Exercise objective: Write out the listing below in full and exactly, leaving out every picture.

Dataset rows:
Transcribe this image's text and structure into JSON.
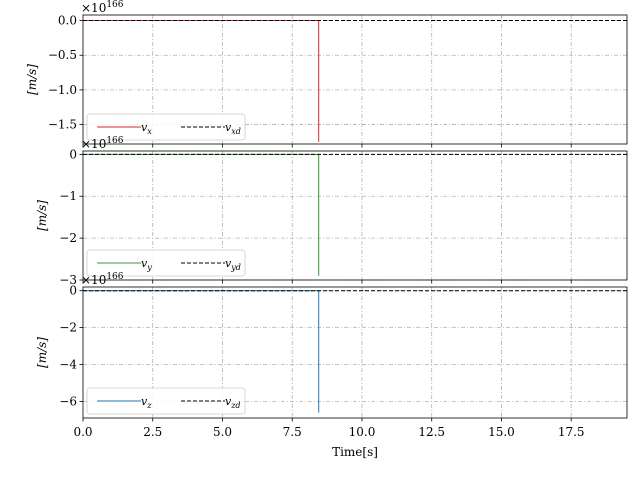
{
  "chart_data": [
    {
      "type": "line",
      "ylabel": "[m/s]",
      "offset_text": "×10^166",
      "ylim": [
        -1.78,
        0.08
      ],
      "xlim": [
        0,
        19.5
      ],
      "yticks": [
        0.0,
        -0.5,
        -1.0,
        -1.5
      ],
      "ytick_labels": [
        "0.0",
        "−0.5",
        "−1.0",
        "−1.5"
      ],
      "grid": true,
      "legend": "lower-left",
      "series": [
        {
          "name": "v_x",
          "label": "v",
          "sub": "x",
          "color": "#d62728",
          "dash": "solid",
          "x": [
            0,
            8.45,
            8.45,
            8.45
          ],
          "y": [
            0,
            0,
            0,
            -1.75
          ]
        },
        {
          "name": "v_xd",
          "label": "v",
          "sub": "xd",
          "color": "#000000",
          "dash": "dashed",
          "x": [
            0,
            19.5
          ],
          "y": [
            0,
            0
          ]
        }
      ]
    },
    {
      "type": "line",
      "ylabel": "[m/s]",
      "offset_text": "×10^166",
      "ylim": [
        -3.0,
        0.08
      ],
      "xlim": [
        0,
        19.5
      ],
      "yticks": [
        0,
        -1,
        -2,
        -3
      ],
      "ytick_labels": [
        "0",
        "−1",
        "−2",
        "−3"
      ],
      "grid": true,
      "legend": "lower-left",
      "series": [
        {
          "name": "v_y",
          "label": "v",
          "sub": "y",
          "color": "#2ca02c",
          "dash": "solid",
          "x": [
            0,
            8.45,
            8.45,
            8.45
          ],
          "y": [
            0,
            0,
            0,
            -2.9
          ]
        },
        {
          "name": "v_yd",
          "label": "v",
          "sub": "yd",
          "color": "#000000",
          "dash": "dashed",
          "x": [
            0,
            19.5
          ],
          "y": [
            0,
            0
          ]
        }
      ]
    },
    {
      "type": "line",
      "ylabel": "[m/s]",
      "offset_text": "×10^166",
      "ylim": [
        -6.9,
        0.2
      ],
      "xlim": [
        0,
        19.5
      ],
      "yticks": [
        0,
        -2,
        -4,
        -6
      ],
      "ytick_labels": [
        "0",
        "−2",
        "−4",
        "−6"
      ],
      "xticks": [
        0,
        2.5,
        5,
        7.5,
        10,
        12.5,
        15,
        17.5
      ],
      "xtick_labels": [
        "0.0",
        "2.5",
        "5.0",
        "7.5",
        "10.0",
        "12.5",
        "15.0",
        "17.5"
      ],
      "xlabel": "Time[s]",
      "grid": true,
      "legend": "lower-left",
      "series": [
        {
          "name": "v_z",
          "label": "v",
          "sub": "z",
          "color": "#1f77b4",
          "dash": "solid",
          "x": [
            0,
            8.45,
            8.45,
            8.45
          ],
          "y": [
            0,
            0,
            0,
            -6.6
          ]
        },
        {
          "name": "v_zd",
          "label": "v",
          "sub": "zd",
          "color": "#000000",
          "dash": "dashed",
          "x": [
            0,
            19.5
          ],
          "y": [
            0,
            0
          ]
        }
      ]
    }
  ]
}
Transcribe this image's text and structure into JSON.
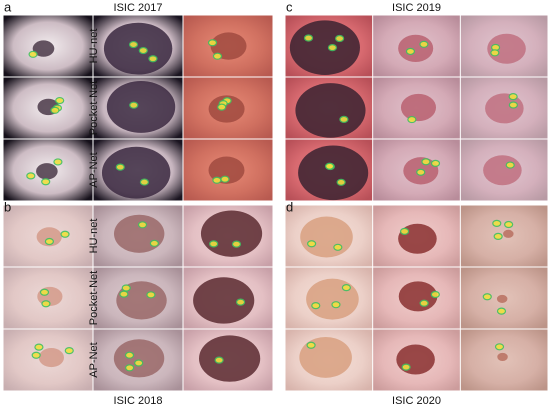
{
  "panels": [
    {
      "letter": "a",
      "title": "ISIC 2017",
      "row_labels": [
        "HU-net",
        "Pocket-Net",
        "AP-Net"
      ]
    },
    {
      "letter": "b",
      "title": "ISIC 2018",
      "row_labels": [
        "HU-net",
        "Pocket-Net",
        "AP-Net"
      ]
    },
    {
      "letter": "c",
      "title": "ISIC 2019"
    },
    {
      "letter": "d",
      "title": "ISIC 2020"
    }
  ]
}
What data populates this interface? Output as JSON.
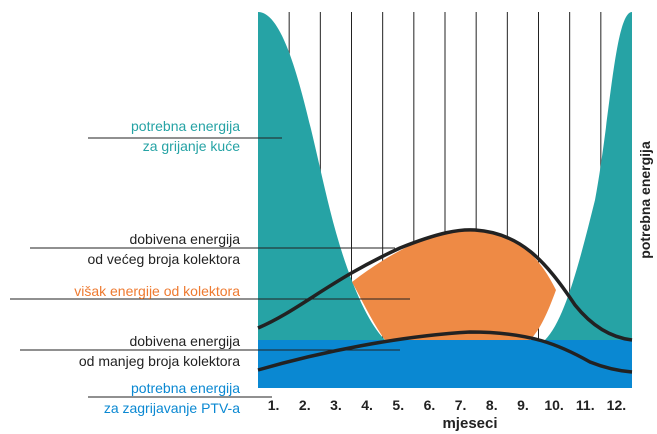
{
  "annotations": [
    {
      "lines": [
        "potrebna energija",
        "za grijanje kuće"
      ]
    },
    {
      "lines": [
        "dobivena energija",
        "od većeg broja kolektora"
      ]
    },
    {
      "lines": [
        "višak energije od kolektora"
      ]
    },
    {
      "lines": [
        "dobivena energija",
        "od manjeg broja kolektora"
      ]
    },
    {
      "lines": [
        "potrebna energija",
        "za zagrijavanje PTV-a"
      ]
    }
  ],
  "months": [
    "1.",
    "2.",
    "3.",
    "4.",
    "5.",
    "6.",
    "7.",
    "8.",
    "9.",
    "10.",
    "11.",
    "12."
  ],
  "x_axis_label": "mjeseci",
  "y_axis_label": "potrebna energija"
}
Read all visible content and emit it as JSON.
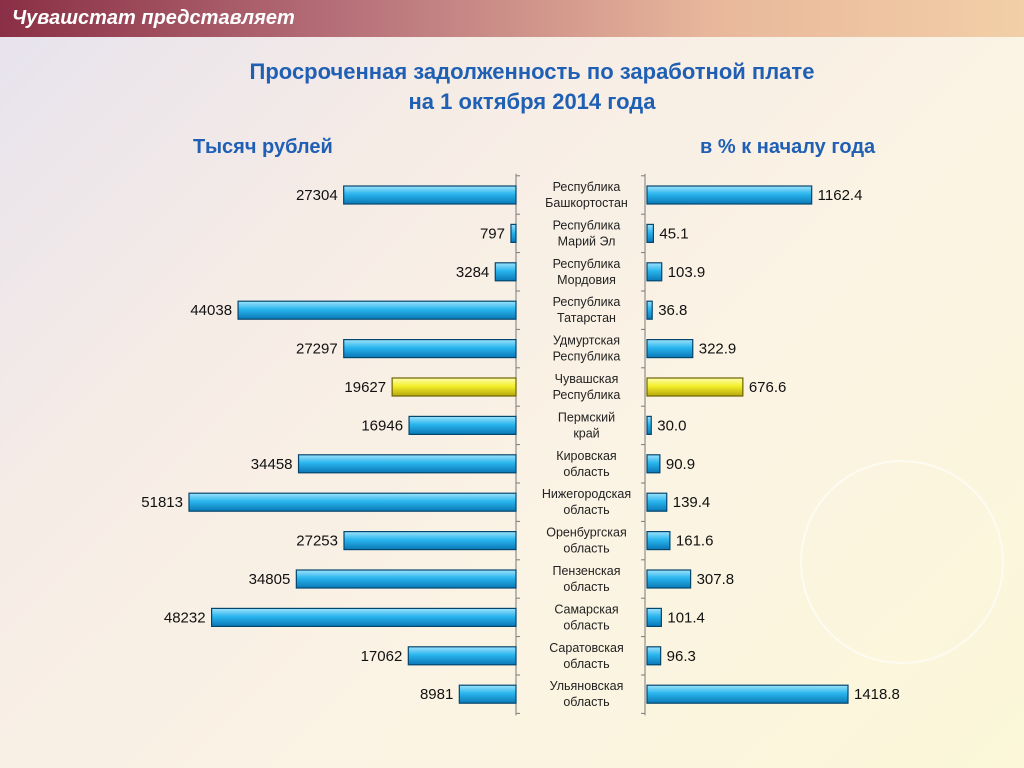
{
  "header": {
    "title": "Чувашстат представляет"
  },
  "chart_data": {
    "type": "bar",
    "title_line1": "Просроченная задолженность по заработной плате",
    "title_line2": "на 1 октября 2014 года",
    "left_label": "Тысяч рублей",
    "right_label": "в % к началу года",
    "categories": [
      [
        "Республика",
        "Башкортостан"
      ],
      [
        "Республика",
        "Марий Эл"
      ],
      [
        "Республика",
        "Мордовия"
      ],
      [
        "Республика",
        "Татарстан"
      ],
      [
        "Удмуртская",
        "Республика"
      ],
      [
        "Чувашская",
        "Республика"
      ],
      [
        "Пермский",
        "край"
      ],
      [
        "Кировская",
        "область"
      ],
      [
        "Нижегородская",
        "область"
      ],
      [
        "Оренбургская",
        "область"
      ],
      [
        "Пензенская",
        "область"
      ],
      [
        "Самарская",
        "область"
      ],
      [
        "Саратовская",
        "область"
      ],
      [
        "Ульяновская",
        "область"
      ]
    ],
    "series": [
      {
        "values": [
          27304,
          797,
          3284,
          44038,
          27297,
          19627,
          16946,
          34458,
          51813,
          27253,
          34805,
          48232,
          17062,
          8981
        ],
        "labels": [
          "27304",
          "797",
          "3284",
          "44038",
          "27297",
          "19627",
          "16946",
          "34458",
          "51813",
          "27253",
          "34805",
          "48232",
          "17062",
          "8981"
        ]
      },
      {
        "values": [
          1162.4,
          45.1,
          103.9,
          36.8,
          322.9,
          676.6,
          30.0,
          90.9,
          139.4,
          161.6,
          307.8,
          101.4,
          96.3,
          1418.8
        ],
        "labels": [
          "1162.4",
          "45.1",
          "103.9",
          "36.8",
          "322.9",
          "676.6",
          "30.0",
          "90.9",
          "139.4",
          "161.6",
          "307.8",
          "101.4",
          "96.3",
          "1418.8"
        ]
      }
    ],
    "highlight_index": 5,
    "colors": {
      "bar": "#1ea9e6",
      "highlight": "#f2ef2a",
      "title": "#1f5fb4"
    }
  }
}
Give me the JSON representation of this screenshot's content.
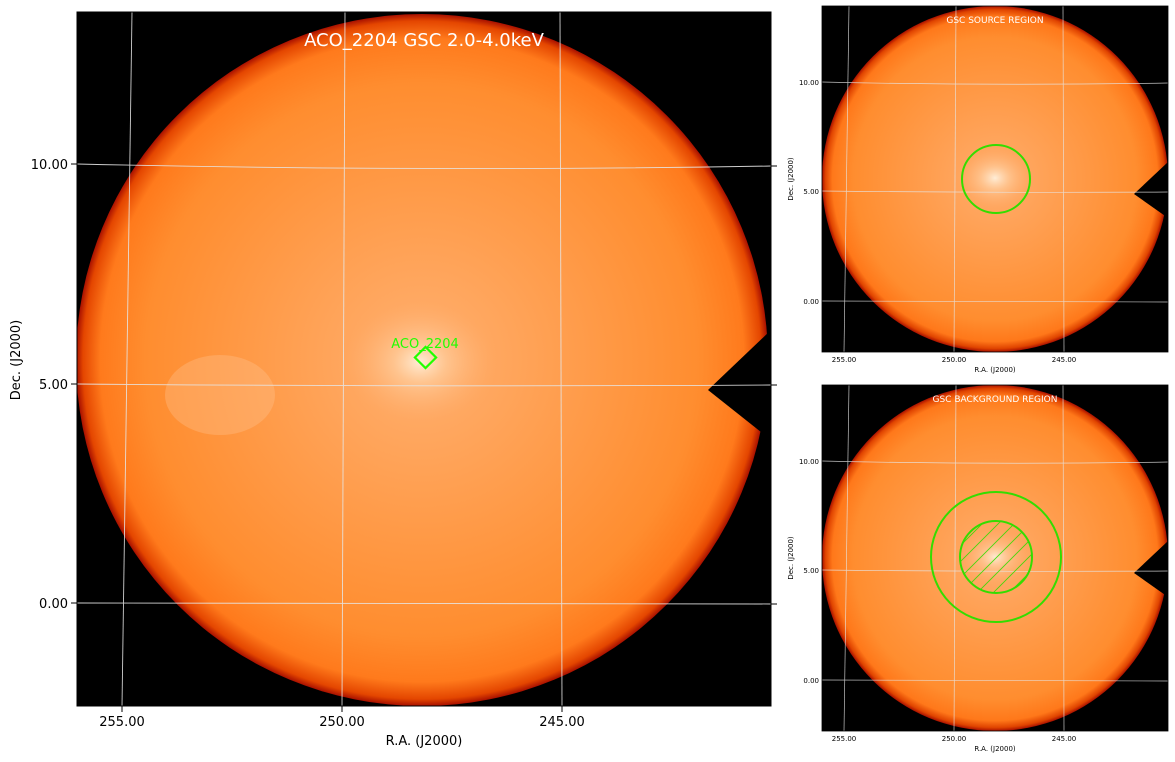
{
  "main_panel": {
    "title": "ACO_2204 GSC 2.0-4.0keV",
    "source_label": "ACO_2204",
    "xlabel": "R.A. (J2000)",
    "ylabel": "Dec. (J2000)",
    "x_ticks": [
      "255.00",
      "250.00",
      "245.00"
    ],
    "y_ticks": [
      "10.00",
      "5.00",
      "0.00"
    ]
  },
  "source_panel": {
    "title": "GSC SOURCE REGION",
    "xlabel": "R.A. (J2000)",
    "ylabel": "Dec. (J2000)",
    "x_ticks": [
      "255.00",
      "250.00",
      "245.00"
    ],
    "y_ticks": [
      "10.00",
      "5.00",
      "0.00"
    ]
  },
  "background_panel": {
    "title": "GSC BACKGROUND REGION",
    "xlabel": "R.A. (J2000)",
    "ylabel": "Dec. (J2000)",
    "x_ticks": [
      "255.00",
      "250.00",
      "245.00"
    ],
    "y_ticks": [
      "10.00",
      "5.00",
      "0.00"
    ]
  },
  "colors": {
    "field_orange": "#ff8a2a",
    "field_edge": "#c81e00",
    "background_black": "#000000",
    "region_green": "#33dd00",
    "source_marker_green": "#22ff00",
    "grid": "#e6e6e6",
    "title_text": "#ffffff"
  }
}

Exercise output:
Transcribe this image's text and structure into JSON.
{
  "chart_data": [
    {
      "type": "line",
      "ylabel": "[m/s]",
      "offset_text": "×10^166",
      "ylim": [
        -1.78,
        0.08
      ],
      "xlim": [
        0,
        19.5
      ],
      "yticks": [
        0.0,
        -0.5,
        -1.0,
        -1.5
      ],
      "ytick_labels": [
        "0.0",
        "−0.5",
        "−1.0",
        "−1.5"
      ],
      "grid": true,
      "legend": "lower-left",
      "series": [
        {
          "name": "v_x",
          "label": "v",
          "sub": "x",
          "color": "#d62728",
          "dash": "solid",
          "x": [
            0,
            8.45,
            8.45,
            8.45
          ],
          "y": [
            0,
            0,
            0,
            -1.75
          ]
        },
        {
          "name": "v_xd",
          "label": "v",
          "sub": "xd",
          "color": "#000000",
          "dash": "dashed",
          "x": [
            0,
            19.5
          ],
          "y": [
            0,
            0
          ]
        }
      ]
    },
    {
      "type": "line",
      "ylabel": "[m/s]",
      "offset_text": "×10^166",
      "ylim": [
        -3.0,
        0.08
      ],
      "xlim": [
        0,
        19.5
      ],
      "yticks": [
        0,
        -1,
        -2,
        -3
      ],
      "ytick_labels": [
        "0",
        "−1",
        "−2",
        "−3"
      ],
      "grid": true,
      "legend": "lower-left",
      "series": [
        {
          "name": "v_y",
          "label": "v",
          "sub": "y",
          "color": "#2ca02c",
          "dash": "solid",
          "x": [
            0,
            8.45,
            8.45,
            8.45
          ],
          "y": [
            0,
            0,
            0,
            -2.9
          ]
        },
        {
          "name": "v_yd",
          "label": "v",
          "sub": "yd",
          "color": "#000000",
          "dash": "dashed",
          "x": [
            0,
            19.5
          ],
          "y": [
            0,
            0
          ]
        }
      ]
    },
    {
      "type": "line",
      "ylabel": "[m/s]",
      "offset_text": "×10^166",
      "ylim": [
        -6.9,
        0.2
      ],
      "xlim": [
        0,
        19.5
      ],
      "yticks": [
        0,
        -2,
        -4,
        -6
      ],
      "ytick_labels": [
        "0",
        "−2",
        "−4",
        "−6"
      ],
      "xticks": [
        0,
        2.5,
        5,
        7.5,
        10,
        12.5,
        15,
        17.5
      ],
      "xtick_labels": [
        "0.0",
        "2.5",
        "5.0",
        "7.5",
        "10.0",
        "12.5",
        "15.0",
        "17.5"
      ],
      "xlabel": "Time[s]",
      "grid": true,
      "legend": "lower-left",
      "series": [
        {
          "name": "v_z",
          "label": "v",
          "sub": "z",
          "color": "#1f77b4",
          "dash": "solid",
          "x": [
            0,
            8.45,
            8.45,
            8.45
          ],
          "y": [
            0,
            0,
            0,
            -6.6
          ]
        },
        {
          "name": "v_zd",
          "label": "v",
          "sub": "zd",
          "color": "#000000",
          "dash": "dashed",
          "x": [
            0,
            19.5
          ],
          "y": [
            0,
            0
          ]
        }
      ]
    }
  ]
}
Transcribe this image's text and structure into JSON.
{
  "panels": [
    {
      "letter": "a",
      "title": "ISIC 2017",
      "row_labels": [
        "HU-net",
        "Pocket-Net",
        "AP-Net"
      ]
    },
    {
      "letter": "b",
      "title": "ISIC 2018",
      "row_labels": [
        "HU-net",
        "Pocket-Net",
        "AP-Net"
      ]
    },
    {
      "letter": "c",
      "title": "ISIC 2019"
    },
    {
      "letter": "d",
      "title": "ISIC 2020"
    }
  ]
}
What data populates this interface? Output as JSON.
{
  "annotations": [
    {
      "lines": [
        "potrebna energija",
        "za grijanje kuće"
      ]
    },
    {
      "lines": [
        "dobivena energija",
        "od većeg broja kolektora"
      ]
    },
    {
      "lines": [
        "višak energije od kolektora"
      ]
    },
    {
      "lines": [
        "dobivena energija",
        "od manjeg broja kolektora"
      ]
    },
    {
      "lines": [
        "potrebna energija",
        "za zagrijavanje PTV-a"
      ]
    }
  ],
  "months": [
    "1.",
    "2.",
    "3.",
    "4.",
    "5.",
    "6.",
    "7.",
    "8.",
    "9.",
    "10.",
    "11.",
    "12."
  ],
  "x_axis_label": "mjeseci",
  "y_axis_label": "potrebna energija"
}
Read all visible content and emit it as JSON.
{
  "header": {
    "title": "Чувашстат представляет"
  },
  "chart_data": {
    "type": "bar",
    "title_line1": "Просроченная задолженность по заработной плате",
    "title_line2": "на 1 октября 2014 года",
    "left_label": "Тысяч рублей",
    "right_label": "в % к началу года",
    "categories": [
      [
        "Республика",
        "Башкортостан"
      ],
      [
        "Республика",
        "Марий Эл"
      ],
      [
        "Республика",
        "Мордовия"
      ],
      [
        "Республика",
        "Татарстан"
      ],
      [
        "Удмуртская",
        "Республика"
      ],
      [
        "Чувашская",
        "Республика"
      ],
      [
        "Пермский",
        "край"
      ],
      [
        "Кировская",
        "область"
      ],
      [
        "Нижегородская",
        "область"
      ],
      [
        "Оренбургская",
        "область"
      ],
      [
        "Пензенская",
        "область"
      ],
      [
        "Самарская",
        "область"
      ],
      [
        "Саратовская",
        "область"
      ],
      [
        "Ульяновская",
        "область"
      ]
    ],
    "series": [
      {
        "values": [
          27304,
          797,
          3284,
          44038,
          27297,
          19627,
          16946,
          34458,
          51813,
          27253,
          34805,
          48232,
          17062,
          8981
        ],
        "labels": [
          "27304",
          "797",
          "3284",
          "44038",
          "27297",
          "19627",
          "16946",
          "34458",
          "51813",
          "27253",
          "34805",
          "48232",
          "17062",
          "8981"
        ]
      },
      {
        "values": [
          1162.4,
          45.1,
          103.9,
          36.8,
          322.9,
          676.6,
          30.0,
          90.9,
          139.4,
          161.6,
          307.8,
          101.4,
          96.3,
          1418.8
        ],
        "labels": [
          "1162.4",
          "45.1",
          "103.9",
          "36.8",
          "322.9",
          "676.6",
          "30.0",
          "90.9",
          "139.4",
          "161.6",
          "307.8",
          "101.4",
          "96.3",
          "1418.8"
        ]
      }
    ],
    "highlight_index": 5,
    "colors": {
      "bar": "#1ea9e6",
      "highlight": "#f2ef2a",
      "title": "#1f5fb4"
    }
  }
}
Give me the JSON representation of this screenshot's content.
{
  "main_panel": {
    "title": "ACO_2204 GSC 2.0-4.0keV",
    "source_label": "ACO_2204",
    "xlabel": "R.A. (J2000)",
    "ylabel": "Dec. (J2000)",
    "x_ticks": [
      "255.00",
      "250.00",
      "245.00"
    ],
    "y_ticks": [
      "10.00",
      "5.00",
      "0.00"
    ]
  },
  "source_panel": {
    "title": "GSC SOURCE REGION",
    "xlabel": "R.A. (J2000)",
    "ylabel": "Dec. (J2000)",
    "x_ticks": [
      "255.00",
      "250.00",
      "245.00"
    ],
    "y_ticks": [
      "10.00",
      "5.00",
      "0.00"
    ]
  },
  "background_panel": {
    "title": "GSC BACKGROUND REGION",
    "xlabel": "R.A. (J2000)",
    "ylabel": "Dec. (J2000)",
    "x_ticks": [
      "255.00",
      "250.00",
      "245.00"
    ],
    "y_ticks": [
      "10.00",
      "5.00",
      "0.00"
    ]
  },
  "colors": {
    "field_orange": "#ff8a2a",
    "field_edge": "#c81e00",
    "background_black": "#000000",
    "region_green": "#33dd00",
    "source_marker_green": "#22ff00",
    "grid": "#e6e6e6",
    "title_text": "#ffffff"
  }
}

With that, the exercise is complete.